##### Information provided #####

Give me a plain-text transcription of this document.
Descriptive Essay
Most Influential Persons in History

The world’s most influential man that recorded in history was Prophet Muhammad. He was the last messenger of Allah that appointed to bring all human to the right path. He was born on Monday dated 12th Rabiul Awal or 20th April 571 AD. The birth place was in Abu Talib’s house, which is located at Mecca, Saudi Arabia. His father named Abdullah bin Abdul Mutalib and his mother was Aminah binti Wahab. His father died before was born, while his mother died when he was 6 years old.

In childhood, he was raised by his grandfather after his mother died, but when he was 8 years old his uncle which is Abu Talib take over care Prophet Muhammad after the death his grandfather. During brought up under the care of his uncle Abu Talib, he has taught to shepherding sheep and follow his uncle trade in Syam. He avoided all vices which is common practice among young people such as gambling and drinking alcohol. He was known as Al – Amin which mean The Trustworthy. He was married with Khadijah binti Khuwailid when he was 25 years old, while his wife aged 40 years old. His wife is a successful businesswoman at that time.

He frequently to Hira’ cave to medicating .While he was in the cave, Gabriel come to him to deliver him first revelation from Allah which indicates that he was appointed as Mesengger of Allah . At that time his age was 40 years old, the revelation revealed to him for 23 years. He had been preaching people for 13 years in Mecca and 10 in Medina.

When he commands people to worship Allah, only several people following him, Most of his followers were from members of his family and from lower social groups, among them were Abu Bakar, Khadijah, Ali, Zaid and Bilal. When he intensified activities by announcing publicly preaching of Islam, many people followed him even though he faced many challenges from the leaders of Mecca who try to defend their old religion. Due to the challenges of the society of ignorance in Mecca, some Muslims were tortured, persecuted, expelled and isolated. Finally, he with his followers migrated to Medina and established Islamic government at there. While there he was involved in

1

#####

▶ [Problem]: Reply with nothing but a number: how many lines of the entries above contain the string "from"?

▶ [Written answer]: 2